**GIVEN EXERCISE**
Say how many lines include the word "color", using only a number.

— start TASK INPUT —

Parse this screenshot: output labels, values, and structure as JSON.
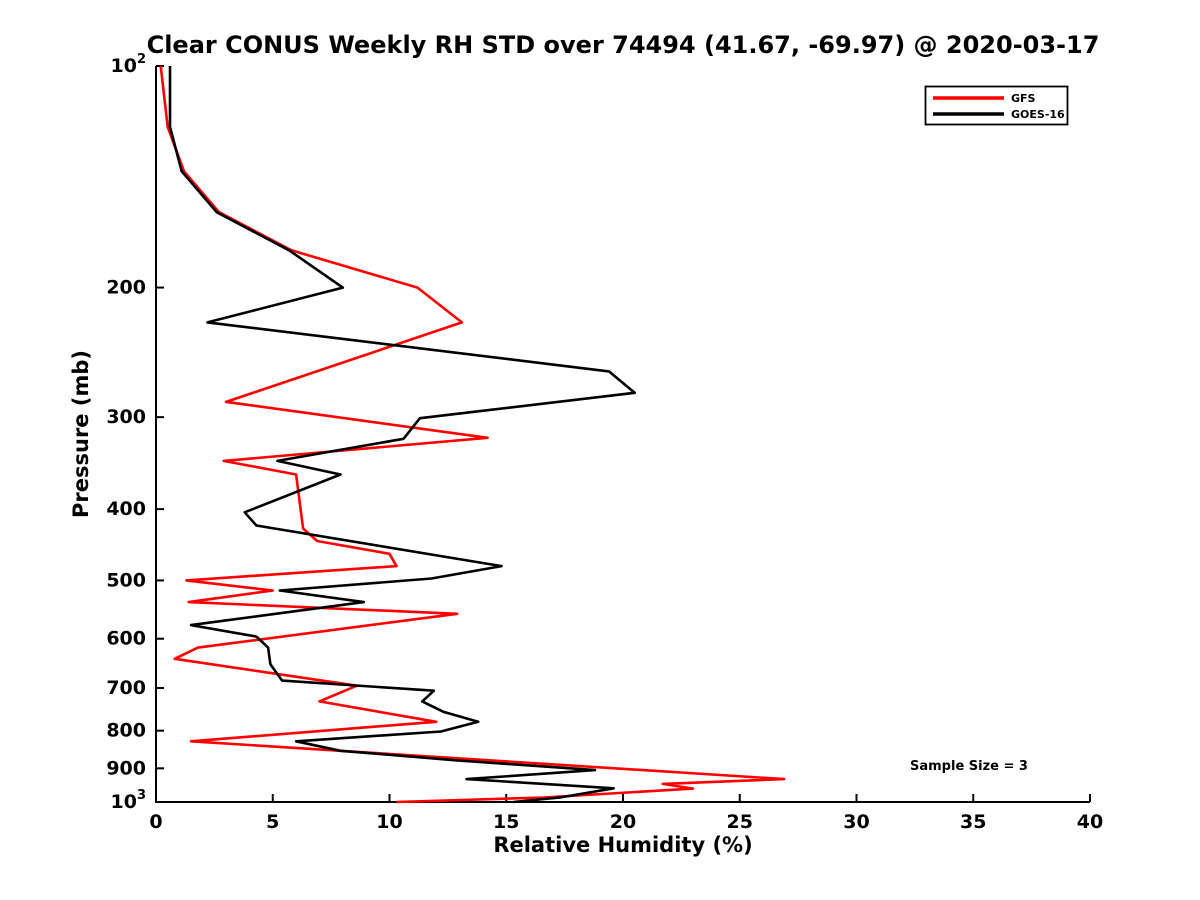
{
  "title": "Clear CONUS Weekly RH STD over 74494 (41.67, -69.97) @ 2020-03-17",
  "annotation": "Sample Size = 3",
  "legend": {
    "items": [
      {
        "label": "GFS",
        "color": "#ff0000"
      },
      {
        "label": "GOES-16",
        "color": "#000000"
      }
    ]
  },
  "chart_data": {
    "type": "line",
    "title": "Clear CONUS Weekly RH STD over 74494 (41.67, -69.97) @ 2020-03-17",
    "xlabel": "Relative Humidity (%)",
    "ylabel": "Pressure (mb)",
    "x_axis": {
      "min": 0,
      "max": 40,
      "ticks": [
        0,
        5,
        10,
        15,
        20,
        25,
        30,
        35,
        40
      ]
    },
    "y_axis": {
      "scale": "log",
      "min": 100,
      "max": 1000,
      "direction": "increasing-downward",
      "ticks": [
        100,
        200,
        300,
        400,
        500,
        600,
        700,
        800,
        900,
        1000
      ],
      "tick_labels": [
        "10^2",
        "200",
        "300",
        "400",
        "500",
        "600",
        "700",
        "800",
        "900",
        "10^3"
      ]
    },
    "legend_position": "upper-right",
    "grid": false,
    "series": [
      {
        "name": "GFS",
        "color": "#ff0000",
        "points_format": [
          "pressure_mb",
          "rh_std_percent"
        ],
        "points": [
          [
            100,
            0.2
          ],
          [
            121,
            0.5
          ],
          [
            139,
            1.2
          ],
          [
            158,
            2.7
          ],
          [
            178,
            5.8
          ],
          [
            200,
            11.2
          ],
          [
            223,
            13.1
          ],
          [
            286,
            3.0
          ],
          [
            320,
            14.2
          ],
          [
            344,
            2.9
          ],
          [
            359,
            6.0
          ],
          [
            425,
            6.3
          ],
          [
            442,
            6.9
          ],
          [
            460,
            10.0
          ],
          [
            478,
            10.3
          ],
          [
            500,
            1.3
          ],
          [
            516,
            5.0
          ],
          [
            535,
            1.4
          ],
          [
            555,
            12.9
          ],
          [
            617,
            1.8
          ],
          [
            639,
            0.8
          ],
          [
            695,
            8.6
          ],
          [
            730,
            7.0
          ],
          [
            778,
            12.0
          ],
          [
            827,
            1.5
          ],
          [
            931,
            26.9
          ],
          [
            945,
            21.7
          ],
          [
            959,
            23.0
          ],
          [
            986,
            16.6
          ],
          [
            1000,
            10.3
          ]
        ]
      },
      {
        "name": "GOES-16",
        "color": "#000000",
        "points_format": [
          "pressure_mb",
          "rh_std_percent"
        ],
        "points": [
          [
            100,
            0.6
          ],
          [
            121,
            0.6
          ],
          [
            139,
            1.1
          ],
          [
            158,
            2.6
          ],
          [
            178,
            5.7
          ],
          [
            200,
            8.0
          ],
          [
            223,
            2.2
          ],
          [
            260,
            19.4
          ],
          [
            278,
            20.5
          ],
          [
            301,
            11.3
          ],
          [
            321,
            10.6
          ],
          [
            344,
            5.2
          ],
          [
            359,
            7.9
          ],
          [
            404,
            3.8
          ],
          [
            421,
            4.3
          ],
          [
            478,
            14.8
          ],
          [
            497,
            11.8
          ],
          [
            516,
            5.3
          ],
          [
            535,
            8.9
          ],
          [
            575,
            1.5
          ],
          [
            596,
            4.3
          ],
          [
            617,
            4.8
          ],
          [
            650,
            4.9
          ],
          [
            684,
            5.4
          ],
          [
            706,
            11.9
          ],
          [
            730,
            11.4
          ],
          [
            754,
            12.3
          ],
          [
            778,
            13.8
          ],
          [
            802,
            12.2
          ],
          [
            827,
            6.0
          ],
          [
            852,
            7.9
          ],
          [
            878,
            12.9
          ],
          [
            905,
            18.8
          ],
          [
            931,
            13.3
          ],
          [
            958,
            19.6
          ],
          [
            986,
            17.3
          ],
          [
            1000,
            15.3
          ]
        ]
      }
    ]
  }
}
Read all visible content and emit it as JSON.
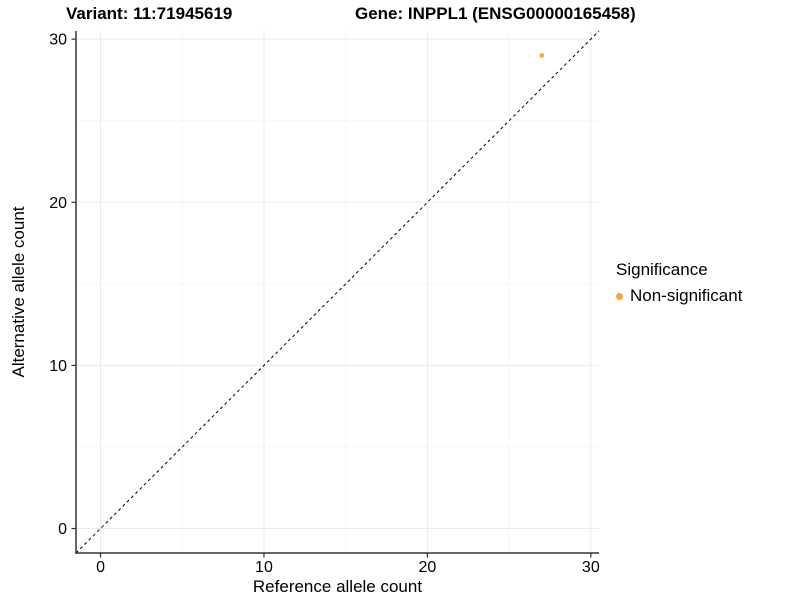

— end TASK INPUT —

**FULL ANSWER**
4